[Rows from a dataset]
* START *

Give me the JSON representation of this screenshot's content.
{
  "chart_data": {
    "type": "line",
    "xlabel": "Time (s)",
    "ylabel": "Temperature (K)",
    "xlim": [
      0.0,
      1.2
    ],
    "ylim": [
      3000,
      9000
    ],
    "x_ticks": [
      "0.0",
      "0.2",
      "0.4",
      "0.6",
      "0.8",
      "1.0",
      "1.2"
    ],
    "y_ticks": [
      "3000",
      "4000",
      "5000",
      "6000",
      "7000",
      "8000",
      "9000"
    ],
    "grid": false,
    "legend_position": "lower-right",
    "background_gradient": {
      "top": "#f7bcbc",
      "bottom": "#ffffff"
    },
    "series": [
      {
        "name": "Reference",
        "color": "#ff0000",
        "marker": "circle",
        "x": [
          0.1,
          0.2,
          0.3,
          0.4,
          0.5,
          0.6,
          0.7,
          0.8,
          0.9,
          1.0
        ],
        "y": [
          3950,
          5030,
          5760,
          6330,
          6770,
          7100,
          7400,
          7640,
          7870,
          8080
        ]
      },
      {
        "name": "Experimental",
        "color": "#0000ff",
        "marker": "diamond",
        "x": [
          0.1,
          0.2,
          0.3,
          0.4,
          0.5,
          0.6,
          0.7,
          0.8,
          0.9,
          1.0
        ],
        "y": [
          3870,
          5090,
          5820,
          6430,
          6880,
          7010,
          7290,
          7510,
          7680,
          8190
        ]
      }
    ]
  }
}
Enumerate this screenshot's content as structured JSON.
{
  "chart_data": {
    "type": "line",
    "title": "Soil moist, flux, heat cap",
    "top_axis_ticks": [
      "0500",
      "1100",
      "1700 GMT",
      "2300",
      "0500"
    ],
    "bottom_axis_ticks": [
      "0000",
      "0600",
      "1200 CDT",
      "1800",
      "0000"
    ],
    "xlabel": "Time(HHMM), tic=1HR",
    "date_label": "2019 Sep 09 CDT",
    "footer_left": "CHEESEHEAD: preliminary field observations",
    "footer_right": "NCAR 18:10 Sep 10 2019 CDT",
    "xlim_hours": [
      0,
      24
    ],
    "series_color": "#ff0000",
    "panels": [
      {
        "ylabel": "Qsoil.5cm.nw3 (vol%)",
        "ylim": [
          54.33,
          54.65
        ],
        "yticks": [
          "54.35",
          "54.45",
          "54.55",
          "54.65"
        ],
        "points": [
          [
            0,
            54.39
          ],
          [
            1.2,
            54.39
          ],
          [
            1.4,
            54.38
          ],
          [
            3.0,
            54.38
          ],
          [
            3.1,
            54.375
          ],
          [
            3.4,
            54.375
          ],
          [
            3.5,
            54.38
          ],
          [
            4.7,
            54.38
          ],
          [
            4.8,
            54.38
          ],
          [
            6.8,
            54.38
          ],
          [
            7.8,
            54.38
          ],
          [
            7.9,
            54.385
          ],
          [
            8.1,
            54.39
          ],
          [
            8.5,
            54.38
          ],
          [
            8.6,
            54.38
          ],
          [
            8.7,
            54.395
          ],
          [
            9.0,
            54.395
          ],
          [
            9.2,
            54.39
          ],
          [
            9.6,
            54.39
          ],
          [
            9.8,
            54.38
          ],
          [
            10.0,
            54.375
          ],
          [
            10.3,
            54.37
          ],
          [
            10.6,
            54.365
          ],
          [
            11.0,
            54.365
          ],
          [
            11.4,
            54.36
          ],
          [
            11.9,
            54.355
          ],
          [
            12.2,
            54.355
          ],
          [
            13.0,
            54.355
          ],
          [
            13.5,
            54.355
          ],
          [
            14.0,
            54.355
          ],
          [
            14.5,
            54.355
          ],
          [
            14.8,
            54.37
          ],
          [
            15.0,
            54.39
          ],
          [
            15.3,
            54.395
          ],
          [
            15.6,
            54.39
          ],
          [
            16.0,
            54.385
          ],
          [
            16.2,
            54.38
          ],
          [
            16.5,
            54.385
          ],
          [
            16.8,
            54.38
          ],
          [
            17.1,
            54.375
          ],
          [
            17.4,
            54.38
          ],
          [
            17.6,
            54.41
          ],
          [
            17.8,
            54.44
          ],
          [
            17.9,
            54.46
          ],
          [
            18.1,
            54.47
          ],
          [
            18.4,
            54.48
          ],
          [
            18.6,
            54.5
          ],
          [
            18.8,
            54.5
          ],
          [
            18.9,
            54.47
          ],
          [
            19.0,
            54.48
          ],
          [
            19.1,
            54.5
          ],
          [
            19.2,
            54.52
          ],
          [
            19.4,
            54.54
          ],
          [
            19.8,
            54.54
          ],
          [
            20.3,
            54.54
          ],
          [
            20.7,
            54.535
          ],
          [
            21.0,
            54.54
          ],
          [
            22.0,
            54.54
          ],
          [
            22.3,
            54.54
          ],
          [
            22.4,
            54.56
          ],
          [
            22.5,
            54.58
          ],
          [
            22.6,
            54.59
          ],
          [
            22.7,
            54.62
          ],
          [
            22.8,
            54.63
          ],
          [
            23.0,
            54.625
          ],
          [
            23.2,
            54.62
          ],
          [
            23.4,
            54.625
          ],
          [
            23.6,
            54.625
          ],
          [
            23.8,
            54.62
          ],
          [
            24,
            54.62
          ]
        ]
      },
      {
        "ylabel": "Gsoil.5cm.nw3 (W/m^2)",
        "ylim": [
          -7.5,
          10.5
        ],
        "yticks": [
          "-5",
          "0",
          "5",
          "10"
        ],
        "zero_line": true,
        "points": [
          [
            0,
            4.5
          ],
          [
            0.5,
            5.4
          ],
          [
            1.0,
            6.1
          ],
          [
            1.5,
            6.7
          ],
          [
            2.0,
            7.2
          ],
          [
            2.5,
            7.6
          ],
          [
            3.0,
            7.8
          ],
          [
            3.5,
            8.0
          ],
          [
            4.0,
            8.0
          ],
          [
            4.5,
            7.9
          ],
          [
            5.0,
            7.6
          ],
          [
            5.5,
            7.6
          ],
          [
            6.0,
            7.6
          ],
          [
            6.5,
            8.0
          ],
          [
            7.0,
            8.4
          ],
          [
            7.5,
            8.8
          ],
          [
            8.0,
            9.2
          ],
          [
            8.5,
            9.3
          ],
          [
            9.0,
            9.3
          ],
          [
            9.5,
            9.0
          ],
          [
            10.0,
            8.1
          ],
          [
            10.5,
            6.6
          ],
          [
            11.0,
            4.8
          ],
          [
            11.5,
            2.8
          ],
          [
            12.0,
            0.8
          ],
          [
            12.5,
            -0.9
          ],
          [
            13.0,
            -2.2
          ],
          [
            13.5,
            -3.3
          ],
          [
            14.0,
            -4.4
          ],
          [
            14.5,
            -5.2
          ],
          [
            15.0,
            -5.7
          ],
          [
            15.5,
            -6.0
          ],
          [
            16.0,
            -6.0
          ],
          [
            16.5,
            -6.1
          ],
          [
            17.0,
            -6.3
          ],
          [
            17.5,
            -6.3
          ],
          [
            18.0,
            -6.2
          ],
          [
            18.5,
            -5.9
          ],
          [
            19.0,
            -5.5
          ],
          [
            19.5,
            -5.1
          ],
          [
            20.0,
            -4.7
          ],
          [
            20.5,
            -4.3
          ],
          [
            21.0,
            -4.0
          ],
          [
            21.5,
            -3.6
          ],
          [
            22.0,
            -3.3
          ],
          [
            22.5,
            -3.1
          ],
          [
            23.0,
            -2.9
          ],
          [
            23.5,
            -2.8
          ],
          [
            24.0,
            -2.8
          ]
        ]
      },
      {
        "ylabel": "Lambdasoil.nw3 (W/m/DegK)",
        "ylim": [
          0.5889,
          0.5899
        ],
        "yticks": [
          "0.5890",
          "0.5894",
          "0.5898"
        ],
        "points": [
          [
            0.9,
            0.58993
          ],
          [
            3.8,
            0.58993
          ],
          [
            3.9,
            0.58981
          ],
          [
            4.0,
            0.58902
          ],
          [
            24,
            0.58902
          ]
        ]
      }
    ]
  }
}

* END *

■ WRITTEN INSTRUCTION:
Only the count is needed: the number of lines in the data that include the word "content".

■ SOLUTION TO THE PROBLEM:
2